══ Task material

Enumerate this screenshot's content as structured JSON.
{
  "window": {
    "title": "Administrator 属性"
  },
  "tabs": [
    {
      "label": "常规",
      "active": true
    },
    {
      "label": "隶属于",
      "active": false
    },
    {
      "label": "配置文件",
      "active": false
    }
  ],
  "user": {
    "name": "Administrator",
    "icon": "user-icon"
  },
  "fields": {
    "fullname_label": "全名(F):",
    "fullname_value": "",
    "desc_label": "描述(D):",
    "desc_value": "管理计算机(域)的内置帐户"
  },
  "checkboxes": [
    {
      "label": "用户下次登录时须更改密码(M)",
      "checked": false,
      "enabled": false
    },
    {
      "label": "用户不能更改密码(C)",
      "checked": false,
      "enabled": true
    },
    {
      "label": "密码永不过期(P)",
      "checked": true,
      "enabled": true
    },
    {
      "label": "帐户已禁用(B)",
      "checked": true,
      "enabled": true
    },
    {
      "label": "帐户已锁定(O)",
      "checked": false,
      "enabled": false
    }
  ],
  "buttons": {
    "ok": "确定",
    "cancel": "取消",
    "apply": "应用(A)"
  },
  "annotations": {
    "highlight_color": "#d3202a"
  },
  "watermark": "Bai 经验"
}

════

→ What is being asked: Quote all of the entries verbatim.

→ The solution:
Enumerate this screenshot's content as structured JSON.
{
  "window": {
    "title": "Administrator 属性"
  },
  "tabs": [
    {
      "label": "常规",
      "active": true
    },
    {
      "label": "隶属于",
      "active": false
    },
    {
      "label": "配置文件",
      "active": false
    }
  ],
  "user": {
    "name": "Administrator",
    "icon": "user-icon"
  },
  "fields": {
    "fullname_label": "全名(F):",
    "fullname_value": "",
    "desc_label": "描述(D):",
    "desc_value": "管理计算机(域)的内置帐户"
  },
  "checkboxes": [
    {
      "label": "用户下次登录时须更改密码(M)",
      "checked": false,
      "enabled": false
    },
    {
      "label": "用户不能更改密码(C)",
      "checked": false,
      "enabled": true
    },
    {
      "label": "密码永不过期(P)",
      "checked": true,
      "enabled": true
    },
    {
      "label": "帐户已禁用(B)",
      "checked": true,
      "enabled": true
    },
    {
      "label": "帐户已锁定(O)",
      "checked": false,
      "enabled": false
    }
  ],
  "buttons": {
    "ok": "确定",
    "cancel": "取消",
    "apply": "应用(A)"
  },
  "annotations": {
    "highlight_color": "#d3202a"
  },
  "watermark": "Bai 经验"
}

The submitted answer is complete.